START
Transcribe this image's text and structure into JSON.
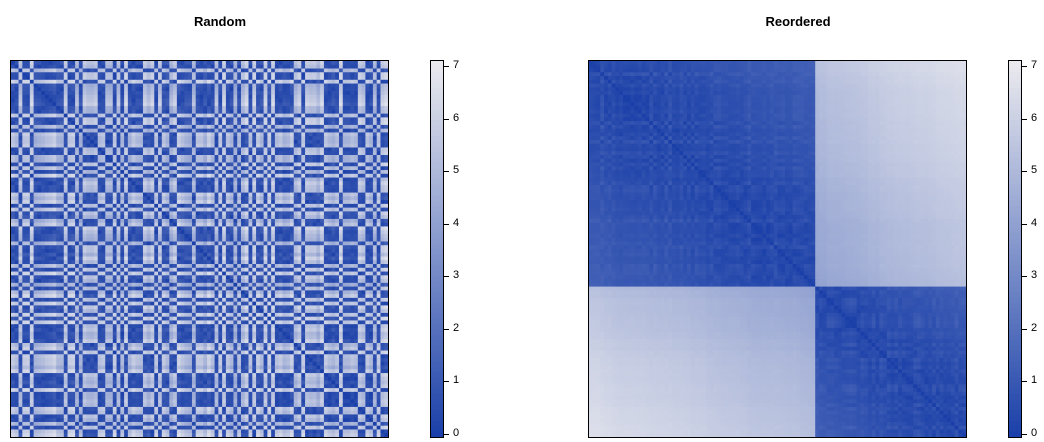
{
  "chart_data": [
    {
      "type": "heatmap",
      "title": "Random",
      "colorbar": {
        "min": 0,
        "max": 7,
        "ticks": [
          "0",
          "1",
          "2",
          "3",
          "4",
          "5",
          "6",
          "7"
        ]
      },
      "colors": {
        "low": "#1a3fa8",
        "high": "#ebebef"
      },
      "n": 100,
      "order": "random",
      "grid": false
    },
    {
      "type": "heatmap",
      "title": "Reordered",
      "colorbar": {
        "min": 0,
        "max": 7,
        "ticks": [
          "0",
          "1",
          "2",
          "3",
          "4",
          "5",
          "6",
          "7"
        ]
      },
      "colors": {
        "low": "#1a3fa8",
        "high": "#ebebef"
      },
      "n": 100,
      "order": "clustered",
      "grid": false
    }
  ]
}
END
## TASK INSTRUCTIONS:
Do not copy the pictures, but repeat every line exactly.

## TASK RESULT:
Transcribe this image's text and structure into JSON.
{
  "chart_data": [
    {
      "type": "heatmap",
      "title": "Random",
      "colorbar": {
        "min": 0,
        "max": 7,
        "ticks": [
          "0",
          "1",
          "2",
          "3",
          "4",
          "5",
          "6",
          "7"
        ]
      },
      "colors": {
        "low": "#1a3fa8",
        "high": "#ebebef"
      },
      "n": 100,
      "order": "random",
      "grid": false
    },
    {
      "type": "heatmap",
      "title": "Reordered",
      "colorbar": {
        "min": 0,
        "max": 7,
        "ticks": [
          "0",
          "1",
          "2",
          "3",
          "4",
          "5",
          "6",
          "7"
        ]
      },
      "colors": {
        "low": "#1a3fa8",
        "high": "#ebebef"
      },
      "n": 100,
      "order": "clustered",
      "grid": false
    }
  ]
}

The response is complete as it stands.